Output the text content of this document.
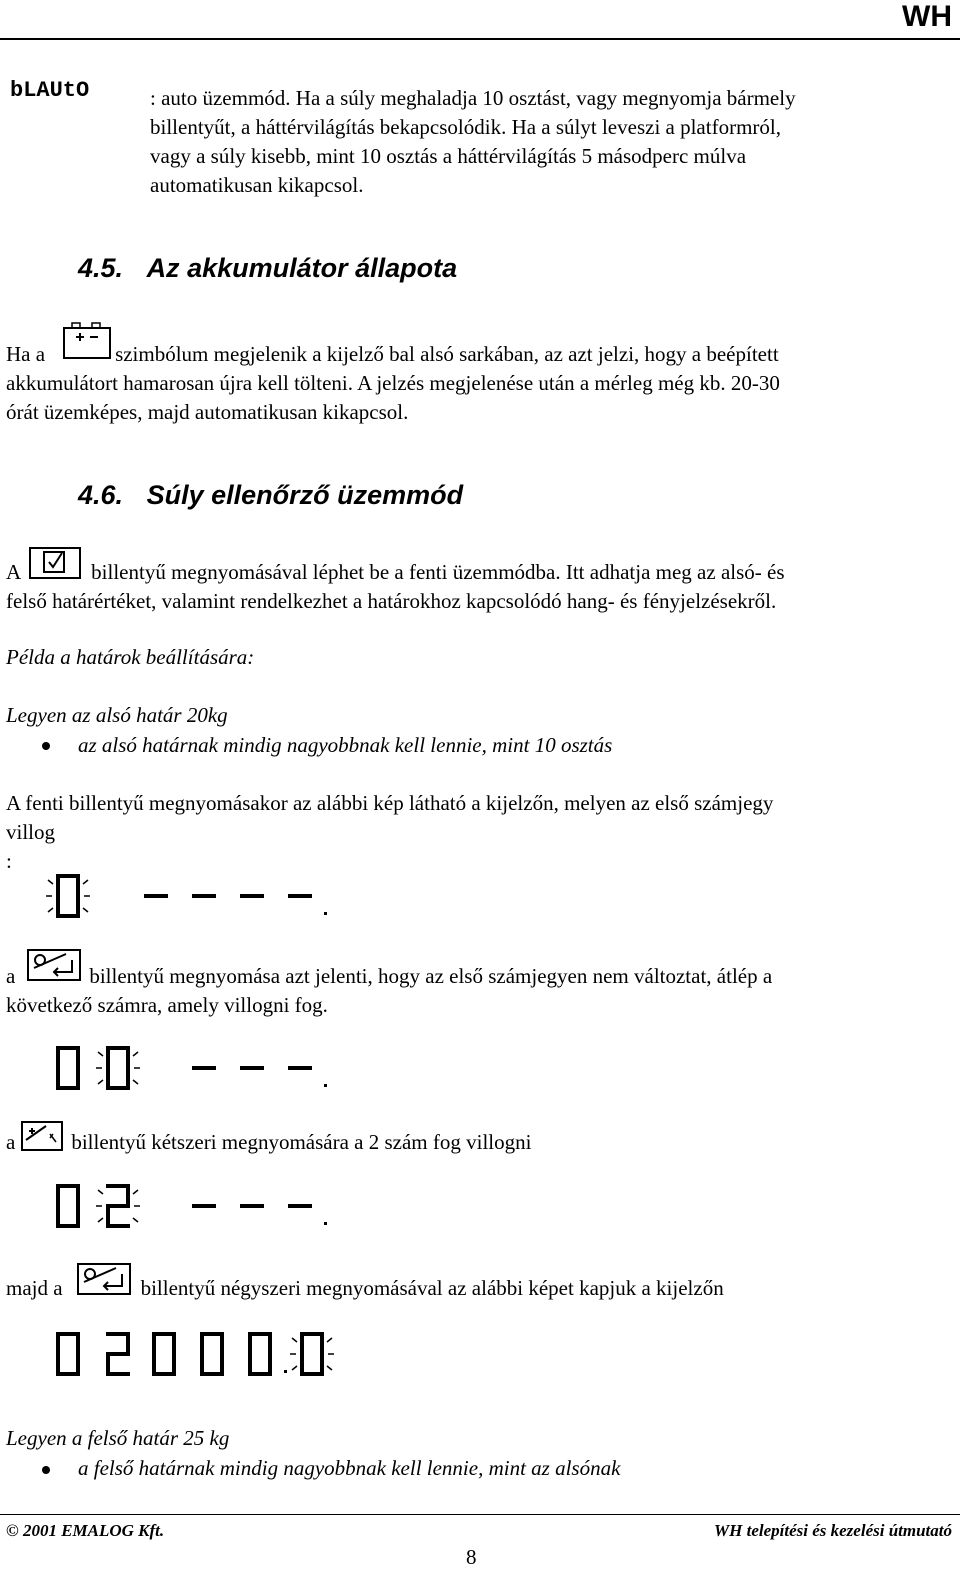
WH
bLAUtO	: auto üzemmód. Ha a súly meghaladja 10 osztást, vagy megnyomja bármely
billentyűt, a háttérvilágítás bekapcsolódik. Ha a súlyt leveszi a platformról,
vagy a súly kisebb, mint 10 osztás a háttérvilágítás 5 másodperc múlva
automatikusan kikapcsol.
4.5. Az akkumulátor állapota
Ha a	szimbólum megjelenik a kijelző bal alsó sarkában, az azt jelzi, hogy a beépített
akkumulátort hamarosan újra kell tölteni. A jelzés megjelenése után a mérleg még kb. 20-30
órát üzemképes, majd automatikusan kikapcsol.
4.6. Súly ellenőrző üzemmód
A	billentyű megnyomásával léphet be a fenti üzemmódba. Itt adhatja meg az alsó- és
felső határértéket, valamint rendelkezhet a határokhoz kapcsolódó hang- és fényjelzésekről.
Példa a határok beállítására:
Legyen az alsó határ 20kg
az alsó határnak mindig nagyobbnak kell lennie, mint 10 osztás
A fenti billentyű megnyomásakor az alábbi kép látható a kijelzőn, melyen az első számjegy
villog
:
a	billentyű megnyomása azt jelenti, hogy az első számjegyen nem változtat, átlép a
következő számra, amely villogni fog.
a	billentyű kétszeri megnyomására a 2 szám fog villogni
majd a	billentyű négyszeri megnyomásával az alábbi képet kapjuk a kijelzőn
Legyen a felső határ 25 kg
a felső határnak mindig nagyobbnak kell lennie, mint az alsónak
© 2001 EMALOG Kft.	WH telepítési és kezelési útmutató
8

====================

Look through the material and copy each line that has "határnak".

THE OUTPUT:
az alsó határnak mindig nagyobbnak kell lennie, mint 10 osztás
a felső határnak mindig nagyobbnak kell lennie, mint az alsónak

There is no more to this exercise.